__HOW TO COMPLETE THIS TASK__.
Check each line below for the word "name". Then give only how many lines have it.

[Dataset entries on figures]
[Start of section]

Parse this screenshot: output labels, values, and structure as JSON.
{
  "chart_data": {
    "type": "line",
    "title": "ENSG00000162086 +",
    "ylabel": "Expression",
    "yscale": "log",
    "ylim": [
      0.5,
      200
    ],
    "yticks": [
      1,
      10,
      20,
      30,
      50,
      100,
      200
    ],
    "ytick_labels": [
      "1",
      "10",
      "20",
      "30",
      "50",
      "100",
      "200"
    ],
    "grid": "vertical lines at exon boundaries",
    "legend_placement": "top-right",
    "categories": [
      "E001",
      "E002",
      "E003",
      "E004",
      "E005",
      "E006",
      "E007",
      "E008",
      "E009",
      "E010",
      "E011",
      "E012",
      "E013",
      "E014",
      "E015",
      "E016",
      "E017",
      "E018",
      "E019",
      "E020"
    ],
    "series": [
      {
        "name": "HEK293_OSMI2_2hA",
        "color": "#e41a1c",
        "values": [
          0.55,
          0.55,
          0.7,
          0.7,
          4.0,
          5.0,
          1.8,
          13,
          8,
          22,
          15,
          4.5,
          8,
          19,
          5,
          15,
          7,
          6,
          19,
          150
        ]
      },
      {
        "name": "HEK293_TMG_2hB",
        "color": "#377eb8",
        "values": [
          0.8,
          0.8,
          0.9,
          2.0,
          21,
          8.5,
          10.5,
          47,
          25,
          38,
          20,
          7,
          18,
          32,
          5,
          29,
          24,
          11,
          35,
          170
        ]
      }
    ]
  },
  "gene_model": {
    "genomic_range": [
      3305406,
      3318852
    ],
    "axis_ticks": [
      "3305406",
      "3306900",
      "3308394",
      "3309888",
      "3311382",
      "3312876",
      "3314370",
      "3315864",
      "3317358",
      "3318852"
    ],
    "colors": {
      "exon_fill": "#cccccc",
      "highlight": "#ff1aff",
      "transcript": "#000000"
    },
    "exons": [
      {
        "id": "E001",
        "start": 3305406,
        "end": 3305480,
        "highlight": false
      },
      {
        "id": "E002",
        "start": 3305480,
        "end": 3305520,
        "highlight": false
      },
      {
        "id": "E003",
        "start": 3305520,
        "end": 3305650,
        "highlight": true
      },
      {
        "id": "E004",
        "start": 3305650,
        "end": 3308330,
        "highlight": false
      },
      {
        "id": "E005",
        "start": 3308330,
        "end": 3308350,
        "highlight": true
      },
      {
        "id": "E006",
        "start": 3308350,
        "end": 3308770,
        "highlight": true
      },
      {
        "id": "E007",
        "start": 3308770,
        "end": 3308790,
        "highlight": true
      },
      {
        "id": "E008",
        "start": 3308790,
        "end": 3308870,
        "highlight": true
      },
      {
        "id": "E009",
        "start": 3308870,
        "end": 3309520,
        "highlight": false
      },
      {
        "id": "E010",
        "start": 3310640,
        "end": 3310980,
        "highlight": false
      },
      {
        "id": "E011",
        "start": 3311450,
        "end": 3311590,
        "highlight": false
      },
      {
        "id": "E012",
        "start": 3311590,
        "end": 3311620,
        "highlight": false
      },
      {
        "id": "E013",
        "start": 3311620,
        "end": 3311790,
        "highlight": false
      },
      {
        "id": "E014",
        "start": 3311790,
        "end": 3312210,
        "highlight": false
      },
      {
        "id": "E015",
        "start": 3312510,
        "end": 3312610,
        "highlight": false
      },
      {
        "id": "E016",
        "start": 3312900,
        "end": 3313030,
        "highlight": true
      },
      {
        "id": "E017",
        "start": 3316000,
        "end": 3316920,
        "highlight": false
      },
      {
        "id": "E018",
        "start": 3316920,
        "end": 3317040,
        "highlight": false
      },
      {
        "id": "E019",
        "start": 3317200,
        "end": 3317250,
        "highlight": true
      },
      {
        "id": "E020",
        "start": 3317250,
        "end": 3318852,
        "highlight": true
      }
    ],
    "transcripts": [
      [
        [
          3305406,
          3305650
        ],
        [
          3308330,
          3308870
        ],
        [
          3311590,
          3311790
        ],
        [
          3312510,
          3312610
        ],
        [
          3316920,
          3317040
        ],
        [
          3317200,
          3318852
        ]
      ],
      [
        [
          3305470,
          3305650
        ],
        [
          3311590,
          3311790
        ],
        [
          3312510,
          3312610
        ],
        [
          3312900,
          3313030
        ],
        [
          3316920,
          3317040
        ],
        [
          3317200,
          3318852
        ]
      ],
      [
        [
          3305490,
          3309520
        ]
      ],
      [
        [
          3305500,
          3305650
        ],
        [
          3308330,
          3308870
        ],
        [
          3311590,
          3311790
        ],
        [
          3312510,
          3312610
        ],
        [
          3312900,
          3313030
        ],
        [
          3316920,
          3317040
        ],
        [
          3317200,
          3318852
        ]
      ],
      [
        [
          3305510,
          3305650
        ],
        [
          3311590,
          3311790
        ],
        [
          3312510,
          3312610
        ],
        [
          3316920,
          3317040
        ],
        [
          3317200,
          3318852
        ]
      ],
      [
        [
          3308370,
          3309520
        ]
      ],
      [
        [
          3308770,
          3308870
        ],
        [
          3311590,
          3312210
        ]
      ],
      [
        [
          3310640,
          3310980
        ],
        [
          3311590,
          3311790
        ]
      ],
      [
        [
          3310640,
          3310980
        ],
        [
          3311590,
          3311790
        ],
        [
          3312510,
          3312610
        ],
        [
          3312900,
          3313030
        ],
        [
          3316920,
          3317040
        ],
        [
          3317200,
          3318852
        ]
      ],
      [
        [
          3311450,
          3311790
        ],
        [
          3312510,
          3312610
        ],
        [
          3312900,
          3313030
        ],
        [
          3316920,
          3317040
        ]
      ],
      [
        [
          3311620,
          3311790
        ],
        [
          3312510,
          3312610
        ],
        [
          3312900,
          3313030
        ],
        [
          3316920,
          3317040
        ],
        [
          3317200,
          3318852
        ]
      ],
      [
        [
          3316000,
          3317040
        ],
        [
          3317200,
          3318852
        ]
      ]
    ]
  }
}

[End of section]

__ANSWER SPACE__.
2